WHAT IS EXPECTED | Each line that holds the word "title" counts once; report how many lines do so and nothing else.

*** EXERCISE DATA ***

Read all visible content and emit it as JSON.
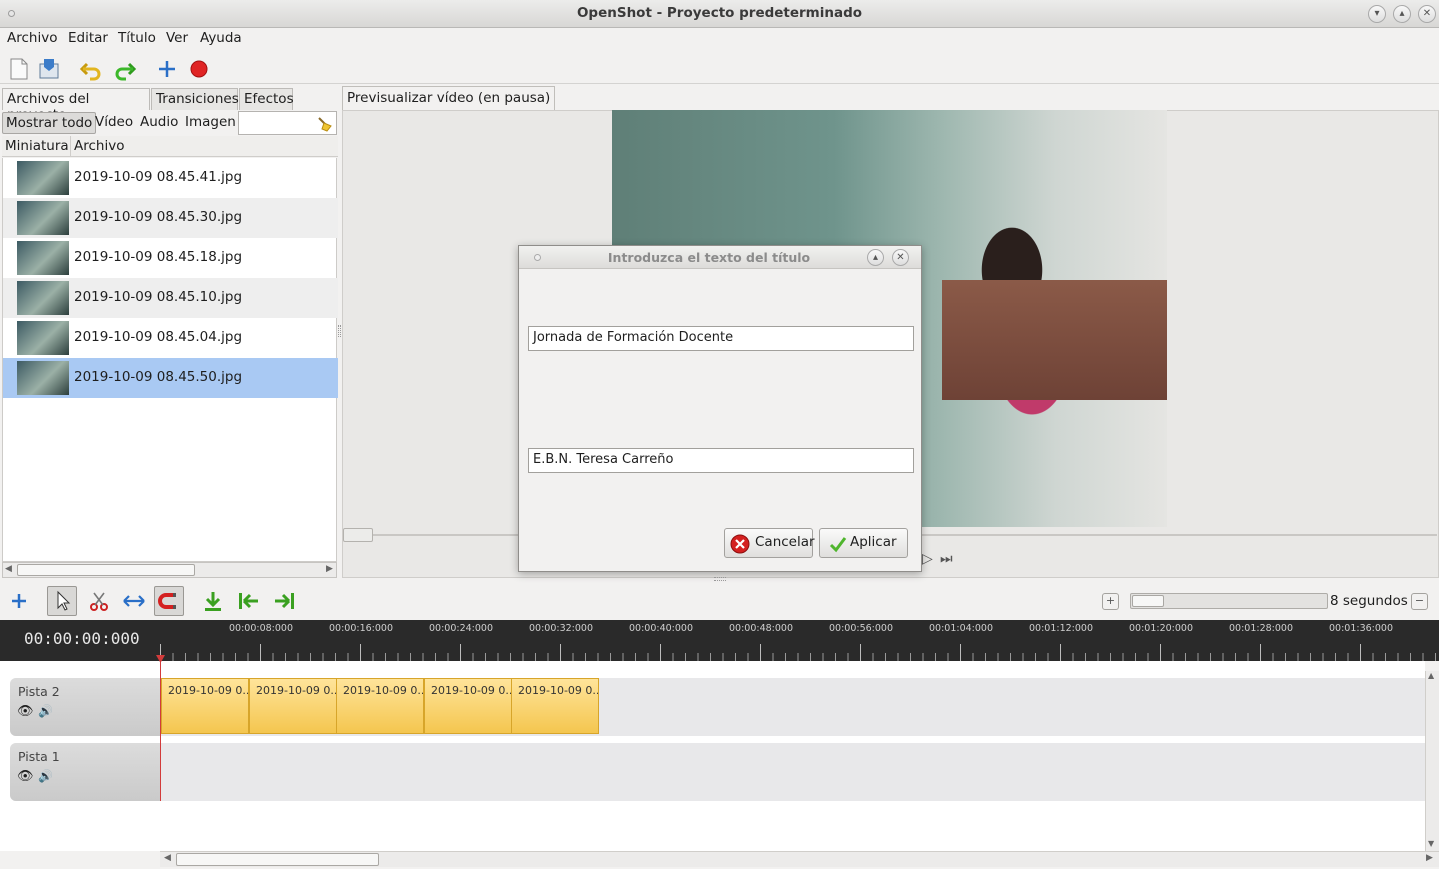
{
  "window": {
    "title": "OpenShot - Proyecto predeterminado"
  },
  "menu": [
    "Archivo",
    "Editar",
    "Título",
    "Ver",
    "Ayuda"
  ],
  "left_panel": {
    "tabs": [
      "Archivos del proyecto",
      "Transiciones",
      "Efectos"
    ],
    "filters": [
      "Mostrar todo",
      "Vídeo",
      "Audio",
      "Imagen"
    ],
    "columns": [
      "Miniatura",
      "Archivo"
    ],
    "files": [
      "2019-10-09 08.45.41.jpg",
      "2019-10-09 08.45.30.jpg",
      "2019-10-09 08.45.18.jpg",
      "2019-10-09 08.45.10.jpg",
      "2019-10-09 08.45.04.jpg",
      "2019-10-09 08.45.50.jpg"
    ],
    "selected_index": 5
  },
  "preview": {
    "tab": "Previsualizar vídeo (en pausa)"
  },
  "dialog": {
    "title": "Introduzca el texto del título",
    "line1": "Jornada de Formación Docente",
    "line2": "E.B.N. Teresa Carreño",
    "cancel": "Cancelar",
    "apply": "Aplicar"
  },
  "timeline": {
    "zoom_label": "8 segundos",
    "current_time": "00:00:00:000",
    "ticks": [
      "00:00:08:000",
      "00:00:16:000",
      "00:00:24:000",
      "00:00:32:000",
      "00:00:40:000",
      "00:00:48:000",
      "00:00:56:000",
      "00:01:04:000",
      "00:01:12:000",
      "00:01:20:000",
      "00:01:28:000",
      "00:01:36:000"
    ],
    "tracks": [
      {
        "name": "Pista 2",
        "clips": [
          "2019-10-09 0...",
          "2019-10-09 0...",
          "2019-10-09 0...",
          "2019-10-09 0...",
          "2019-10-09 0..."
        ]
      },
      {
        "name": "Pista 1",
        "clips": []
      }
    ]
  },
  "colors": {
    "selection": "#a9c9f3",
    "clip": "#f4c64f",
    "playhead": "#d23b3b",
    "ruler": "#2a2a2a"
  }
}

***

TASK RESPONSE | 2